Problem to solve.
Reproduce the rows that follow word for word, omitting the pictures from your answer.

┄┄┄┄┄┄┄┄┄┄

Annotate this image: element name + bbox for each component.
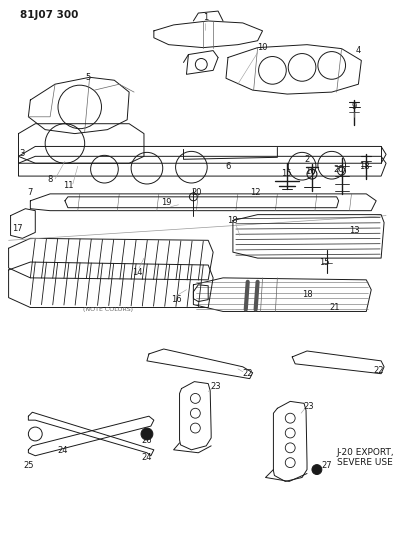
Text: 1: 1 <box>202 13 208 22</box>
Text: 17: 17 <box>12 224 23 233</box>
Text: 12: 12 <box>250 188 261 197</box>
Text: 3: 3 <box>20 149 25 158</box>
Text: 81J07 300: 81J07 300 <box>20 10 79 20</box>
Text: 27: 27 <box>321 461 332 470</box>
Text: 14: 14 <box>132 269 142 277</box>
Text: 6: 6 <box>225 161 231 171</box>
Circle shape <box>141 428 153 440</box>
Circle shape <box>312 465 322 474</box>
Text: 2: 2 <box>304 155 310 164</box>
Text: 16: 16 <box>171 295 182 304</box>
Text: 18: 18 <box>227 216 238 225</box>
Text: 9: 9 <box>352 102 357 111</box>
Text: 5: 5 <box>85 73 90 82</box>
Text: 11: 11 <box>63 181 73 190</box>
Text: 26: 26 <box>142 437 152 446</box>
Text: 13: 13 <box>349 226 360 235</box>
Text: 22: 22 <box>373 366 383 375</box>
Text: 23: 23 <box>303 402 314 411</box>
Text: 8: 8 <box>47 174 53 183</box>
Text: 10: 10 <box>257 43 268 52</box>
Text: 22: 22 <box>243 369 253 378</box>
Text: 7: 7 <box>28 188 33 197</box>
Text: 19: 19 <box>162 198 172 207</box>
Text: 25: 25 <box>23 461 34 470</box>
Text: 18: 18 <box>359 161 370 171</box>
Text: 20: 20 <box>191 188 202 197</box>
Text: 23: 23 <box>211 382 221 391</box>
Text: J-20 EXPORT,
SEVERE USE: J-20 EXPORT, SEVERE USE <box>337 448 394 467</box>
Text: 16: 16 <box>305 167 315 176</box>
Text: 15: 15 <box>281 168 292 177</box>
Text: 24: 24 <box>142 453 152 462</box>
Text: 18: 18 <box>302 290 312 299</box>
Text: 4: 4 <box>356 46 361 55</box>
Text: 20: 20 <box>333 165 344 174</box>
Text: (NOTE COLORS): (NOTE COLORS) <box>83 307 133 312</box>
Text: 15: 15 <box>319 257 330 266</box>
Text: 21: 21 <box>329 303 340 312</box>
Text: 24: 24 <box>58 446 68 455</box>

┄┄┄┄┄┄┄┄┄┄

Solution for this problem.
Annotate this image: element name + bbox for each component.
Text: 1: 1 <box>202 13 208 22</box>
Text: 17: 17 <box>12 224 23 233</box>
Text: 12: 12 <box>250 188 261 197</box>
Text: 3: 3 <box>20 149 25 158</box>
Text: 81J07 300: 81J07 300 <box>20 10 79 20</box>
Text: 27: 27 <box>321 461 332 470</box>
Text: 14: 14 <box>132 269 142 277</box>
Text: 6: 6 <box>225 161 231 171</box>
Circle shape <box>141 428 153 440</box>
Circle shape <box>312 465 322 474</box>
Text: 2: 2 <box>304 155 310 164</box>
Text: 16: 16 <box>171 295 182 304</box>
Text: 18: 18 <box>227 216 238 225</box>
Text: 9: 9 <box>352 102 357 111</box>
Text: 5: 5 <box>85 73 90 82</box>
Text: 11: 11 <box>63 181 73 190</box>
Text: 26: 26 <box>142 437 152 446</box>
Text: 13: 13 <box>349 226 360 235</box>
Text: 22: 22 <box>373 366 383 375</box>
Text: 23: 23 <box>303 402 314 411</box>
Text: 8: 8 <box>47 174 53 183</box>
Text: 10: 10 <box>257 43 268 52</box>
Text: 22: 22 <box>243 369 253 378</box>
Text: 7: 7 <box>28 188 33 197</box>
Text: 19: 19 <box>162 198 172 207</box>
Text: 25: 25 <box>23 461 34 470</box>
Text: 18: 18 <box>359 161 370 171</box>
Text: 20: 20 <box>191 188 202 197</box>
Text: 23: 23 <box>211 382 221 391</box>
Text: J-20 EXPORT,
SEVERE USE: J-20 EXPORT, SEVERE USE <box>337 448 394 467</box>
Text: 16: 16 <box>305 167 315 176</box>
Text: 15: 15 <box>281 168 292 177</box>
Text: 24: 24 <box>142 453 152 462</box>
Text: 18: 18 <box>302 290 312 299</box>
Text: 4: 4 <box>356 46 361 55</box>
Text: 20: 20 <box>333 165 344 174</box>
Text: (NOTE COLORS): (NOTE COLORS) <box>83 307 133 312</box>
Text: 15: 15 <box>319 257 330 266</box>
Text: 21: 21 <box>329 303 340 312</box>
Text: 24: 24 <box>58 446 68 455</box>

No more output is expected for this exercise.